==== Material for this task

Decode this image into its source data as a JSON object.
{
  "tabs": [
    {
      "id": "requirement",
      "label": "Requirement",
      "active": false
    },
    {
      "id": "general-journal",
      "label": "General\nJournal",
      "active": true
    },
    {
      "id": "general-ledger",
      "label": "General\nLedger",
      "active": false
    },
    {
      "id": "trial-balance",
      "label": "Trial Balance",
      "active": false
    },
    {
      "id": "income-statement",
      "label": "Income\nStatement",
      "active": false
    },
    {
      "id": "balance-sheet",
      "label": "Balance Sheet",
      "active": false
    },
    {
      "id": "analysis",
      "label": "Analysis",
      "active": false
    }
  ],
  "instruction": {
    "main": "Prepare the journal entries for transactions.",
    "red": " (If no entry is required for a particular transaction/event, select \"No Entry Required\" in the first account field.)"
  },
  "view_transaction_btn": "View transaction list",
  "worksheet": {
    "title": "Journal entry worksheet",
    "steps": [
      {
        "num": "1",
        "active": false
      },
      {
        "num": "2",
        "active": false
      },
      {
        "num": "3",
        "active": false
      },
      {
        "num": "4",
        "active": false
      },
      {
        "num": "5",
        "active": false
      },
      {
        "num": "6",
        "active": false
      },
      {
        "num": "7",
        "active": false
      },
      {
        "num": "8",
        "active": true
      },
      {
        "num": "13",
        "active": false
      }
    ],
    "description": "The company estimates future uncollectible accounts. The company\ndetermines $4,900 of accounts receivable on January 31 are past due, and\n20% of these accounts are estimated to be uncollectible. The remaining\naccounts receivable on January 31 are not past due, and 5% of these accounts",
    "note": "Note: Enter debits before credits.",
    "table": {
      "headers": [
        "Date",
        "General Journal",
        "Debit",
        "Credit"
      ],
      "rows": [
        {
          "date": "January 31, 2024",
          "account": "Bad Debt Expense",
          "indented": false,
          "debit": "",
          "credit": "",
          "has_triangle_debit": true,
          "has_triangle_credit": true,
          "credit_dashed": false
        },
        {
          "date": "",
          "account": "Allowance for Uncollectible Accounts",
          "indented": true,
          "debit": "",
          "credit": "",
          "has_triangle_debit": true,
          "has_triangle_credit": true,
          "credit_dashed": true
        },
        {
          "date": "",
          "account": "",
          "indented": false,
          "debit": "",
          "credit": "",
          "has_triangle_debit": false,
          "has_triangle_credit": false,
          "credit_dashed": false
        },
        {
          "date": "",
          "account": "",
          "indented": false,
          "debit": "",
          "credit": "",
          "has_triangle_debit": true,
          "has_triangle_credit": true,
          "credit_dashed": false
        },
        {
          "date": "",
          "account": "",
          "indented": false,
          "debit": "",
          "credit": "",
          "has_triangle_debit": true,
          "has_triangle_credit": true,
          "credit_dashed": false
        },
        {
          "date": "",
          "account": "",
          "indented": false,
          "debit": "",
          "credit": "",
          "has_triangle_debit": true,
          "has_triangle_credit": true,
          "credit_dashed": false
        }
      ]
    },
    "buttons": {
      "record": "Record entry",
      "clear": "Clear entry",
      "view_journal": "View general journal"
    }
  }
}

========

Collect each line containing the string "label".

▸ The solution:
      "label": "Requirement",
      "label": "General\nJournal",
      "label": "General\nLedger",
      "label": "Trial Balance",
      "label": "Income\nStatement",
      "label": "Balance Sheet",
      "label": "Analysis",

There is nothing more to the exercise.